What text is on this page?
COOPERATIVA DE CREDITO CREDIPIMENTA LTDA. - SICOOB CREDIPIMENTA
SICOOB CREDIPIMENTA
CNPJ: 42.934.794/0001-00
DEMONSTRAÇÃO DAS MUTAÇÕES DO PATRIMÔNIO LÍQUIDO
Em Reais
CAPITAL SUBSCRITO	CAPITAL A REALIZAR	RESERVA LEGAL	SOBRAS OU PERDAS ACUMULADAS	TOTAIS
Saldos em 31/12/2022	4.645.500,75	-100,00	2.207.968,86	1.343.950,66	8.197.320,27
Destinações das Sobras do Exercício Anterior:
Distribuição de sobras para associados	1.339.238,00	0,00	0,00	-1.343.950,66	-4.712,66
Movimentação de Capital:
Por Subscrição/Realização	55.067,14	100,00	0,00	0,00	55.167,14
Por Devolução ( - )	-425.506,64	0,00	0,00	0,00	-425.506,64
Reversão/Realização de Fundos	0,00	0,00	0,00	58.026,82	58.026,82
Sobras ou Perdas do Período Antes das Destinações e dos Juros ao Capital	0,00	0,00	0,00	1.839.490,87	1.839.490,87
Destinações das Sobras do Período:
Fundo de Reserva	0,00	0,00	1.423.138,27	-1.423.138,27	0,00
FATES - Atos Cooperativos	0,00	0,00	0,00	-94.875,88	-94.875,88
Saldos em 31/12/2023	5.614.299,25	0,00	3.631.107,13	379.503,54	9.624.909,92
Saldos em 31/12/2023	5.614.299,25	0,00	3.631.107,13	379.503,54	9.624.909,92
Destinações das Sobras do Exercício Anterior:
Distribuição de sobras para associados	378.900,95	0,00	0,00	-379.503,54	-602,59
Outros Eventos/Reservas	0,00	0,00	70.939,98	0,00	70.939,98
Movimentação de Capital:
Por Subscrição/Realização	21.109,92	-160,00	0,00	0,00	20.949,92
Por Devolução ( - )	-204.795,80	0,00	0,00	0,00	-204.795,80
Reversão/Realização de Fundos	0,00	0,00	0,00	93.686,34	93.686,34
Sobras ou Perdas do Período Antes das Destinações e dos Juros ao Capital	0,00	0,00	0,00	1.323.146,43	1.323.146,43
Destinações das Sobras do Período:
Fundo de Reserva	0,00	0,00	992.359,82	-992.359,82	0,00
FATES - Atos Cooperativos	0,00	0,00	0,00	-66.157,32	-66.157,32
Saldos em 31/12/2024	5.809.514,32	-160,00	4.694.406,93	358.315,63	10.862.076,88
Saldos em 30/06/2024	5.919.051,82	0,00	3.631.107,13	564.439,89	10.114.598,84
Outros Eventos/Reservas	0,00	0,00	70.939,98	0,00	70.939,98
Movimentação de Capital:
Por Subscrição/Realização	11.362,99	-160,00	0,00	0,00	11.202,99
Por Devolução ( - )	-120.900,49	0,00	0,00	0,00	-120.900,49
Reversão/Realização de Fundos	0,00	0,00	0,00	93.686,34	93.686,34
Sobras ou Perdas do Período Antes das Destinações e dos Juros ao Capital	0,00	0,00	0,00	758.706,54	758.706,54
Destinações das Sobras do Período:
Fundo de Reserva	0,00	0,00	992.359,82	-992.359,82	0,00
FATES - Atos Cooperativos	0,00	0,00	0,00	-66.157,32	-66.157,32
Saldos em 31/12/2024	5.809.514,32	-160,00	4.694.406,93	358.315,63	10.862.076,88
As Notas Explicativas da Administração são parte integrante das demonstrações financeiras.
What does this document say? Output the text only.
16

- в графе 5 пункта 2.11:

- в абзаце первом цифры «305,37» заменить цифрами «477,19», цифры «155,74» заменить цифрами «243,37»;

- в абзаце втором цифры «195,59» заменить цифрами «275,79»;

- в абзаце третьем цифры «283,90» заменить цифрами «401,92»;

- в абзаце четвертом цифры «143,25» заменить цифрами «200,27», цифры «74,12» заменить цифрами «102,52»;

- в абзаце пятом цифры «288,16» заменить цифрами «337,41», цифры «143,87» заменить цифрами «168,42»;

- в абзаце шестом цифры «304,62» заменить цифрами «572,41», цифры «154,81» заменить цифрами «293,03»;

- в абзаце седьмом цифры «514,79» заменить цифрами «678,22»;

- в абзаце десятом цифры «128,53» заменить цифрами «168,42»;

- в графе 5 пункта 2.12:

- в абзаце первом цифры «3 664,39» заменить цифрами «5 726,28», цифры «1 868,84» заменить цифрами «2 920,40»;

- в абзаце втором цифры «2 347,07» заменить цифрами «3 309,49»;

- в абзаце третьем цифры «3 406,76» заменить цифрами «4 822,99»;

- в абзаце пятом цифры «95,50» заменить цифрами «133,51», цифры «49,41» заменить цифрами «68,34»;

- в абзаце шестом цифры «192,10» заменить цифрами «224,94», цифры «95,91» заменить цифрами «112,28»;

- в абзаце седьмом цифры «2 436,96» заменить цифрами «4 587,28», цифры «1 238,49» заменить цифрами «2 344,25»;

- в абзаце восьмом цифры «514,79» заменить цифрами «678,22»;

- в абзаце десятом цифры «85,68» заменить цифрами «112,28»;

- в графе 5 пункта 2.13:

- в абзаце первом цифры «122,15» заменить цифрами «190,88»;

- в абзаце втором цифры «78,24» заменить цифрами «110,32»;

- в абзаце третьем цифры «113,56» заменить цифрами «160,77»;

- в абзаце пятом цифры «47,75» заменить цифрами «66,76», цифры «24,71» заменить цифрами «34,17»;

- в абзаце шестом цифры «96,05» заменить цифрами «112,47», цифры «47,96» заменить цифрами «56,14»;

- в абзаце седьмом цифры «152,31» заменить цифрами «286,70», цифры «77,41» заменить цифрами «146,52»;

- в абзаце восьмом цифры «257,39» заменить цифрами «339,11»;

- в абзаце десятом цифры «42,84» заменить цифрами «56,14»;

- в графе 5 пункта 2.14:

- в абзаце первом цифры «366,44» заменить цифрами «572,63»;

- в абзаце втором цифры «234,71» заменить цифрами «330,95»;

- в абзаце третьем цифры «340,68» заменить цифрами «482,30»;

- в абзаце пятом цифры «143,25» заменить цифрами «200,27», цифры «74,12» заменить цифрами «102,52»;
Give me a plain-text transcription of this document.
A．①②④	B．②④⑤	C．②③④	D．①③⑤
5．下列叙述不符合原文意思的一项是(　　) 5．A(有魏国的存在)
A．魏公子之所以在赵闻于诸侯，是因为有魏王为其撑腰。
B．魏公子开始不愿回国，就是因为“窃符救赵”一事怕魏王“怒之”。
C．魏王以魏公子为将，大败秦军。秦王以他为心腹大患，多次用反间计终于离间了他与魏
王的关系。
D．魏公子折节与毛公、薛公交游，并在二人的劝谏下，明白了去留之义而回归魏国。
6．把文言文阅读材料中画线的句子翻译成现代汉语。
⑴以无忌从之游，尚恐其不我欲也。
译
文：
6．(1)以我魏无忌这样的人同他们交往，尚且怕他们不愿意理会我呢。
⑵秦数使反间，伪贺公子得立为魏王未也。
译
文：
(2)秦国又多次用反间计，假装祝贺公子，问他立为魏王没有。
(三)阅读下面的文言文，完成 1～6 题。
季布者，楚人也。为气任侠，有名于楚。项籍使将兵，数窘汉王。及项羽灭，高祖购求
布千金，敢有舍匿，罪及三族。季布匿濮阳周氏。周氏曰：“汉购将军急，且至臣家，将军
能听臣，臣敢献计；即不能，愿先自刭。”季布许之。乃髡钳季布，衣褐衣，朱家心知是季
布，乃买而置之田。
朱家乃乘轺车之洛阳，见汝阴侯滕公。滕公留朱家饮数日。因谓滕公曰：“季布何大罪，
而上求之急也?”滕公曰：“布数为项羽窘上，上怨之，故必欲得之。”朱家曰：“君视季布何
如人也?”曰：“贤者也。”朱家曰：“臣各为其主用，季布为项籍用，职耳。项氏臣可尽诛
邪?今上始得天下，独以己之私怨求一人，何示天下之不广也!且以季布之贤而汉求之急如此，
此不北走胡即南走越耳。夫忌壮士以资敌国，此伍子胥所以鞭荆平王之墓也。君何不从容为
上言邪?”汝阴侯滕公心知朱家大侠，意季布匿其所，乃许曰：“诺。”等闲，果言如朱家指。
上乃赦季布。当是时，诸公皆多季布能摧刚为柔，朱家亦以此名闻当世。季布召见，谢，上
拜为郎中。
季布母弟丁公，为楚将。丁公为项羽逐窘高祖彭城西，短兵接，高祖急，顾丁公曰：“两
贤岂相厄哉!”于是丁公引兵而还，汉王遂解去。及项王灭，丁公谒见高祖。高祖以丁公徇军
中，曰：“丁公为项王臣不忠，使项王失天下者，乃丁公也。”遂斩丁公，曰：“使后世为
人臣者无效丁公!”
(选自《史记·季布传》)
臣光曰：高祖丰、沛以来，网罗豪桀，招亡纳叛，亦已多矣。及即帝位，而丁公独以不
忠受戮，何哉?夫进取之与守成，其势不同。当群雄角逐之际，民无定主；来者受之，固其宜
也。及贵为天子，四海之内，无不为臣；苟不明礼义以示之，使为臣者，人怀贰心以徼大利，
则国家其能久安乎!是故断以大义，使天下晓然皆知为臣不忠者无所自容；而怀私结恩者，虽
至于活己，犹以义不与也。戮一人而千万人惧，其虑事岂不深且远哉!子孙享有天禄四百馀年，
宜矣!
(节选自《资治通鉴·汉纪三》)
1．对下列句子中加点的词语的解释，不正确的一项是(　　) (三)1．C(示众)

| OBJECTIVE |
Among the records above, find each line holding the string "SICOOB" and pull it out.

| TASK RESPONSE |
COOPERATIVA DE CREDITO CREDIPIMENTA LTDA. - SICOOB CREDIPIMENTA
SICOOB CREDIPIMENTA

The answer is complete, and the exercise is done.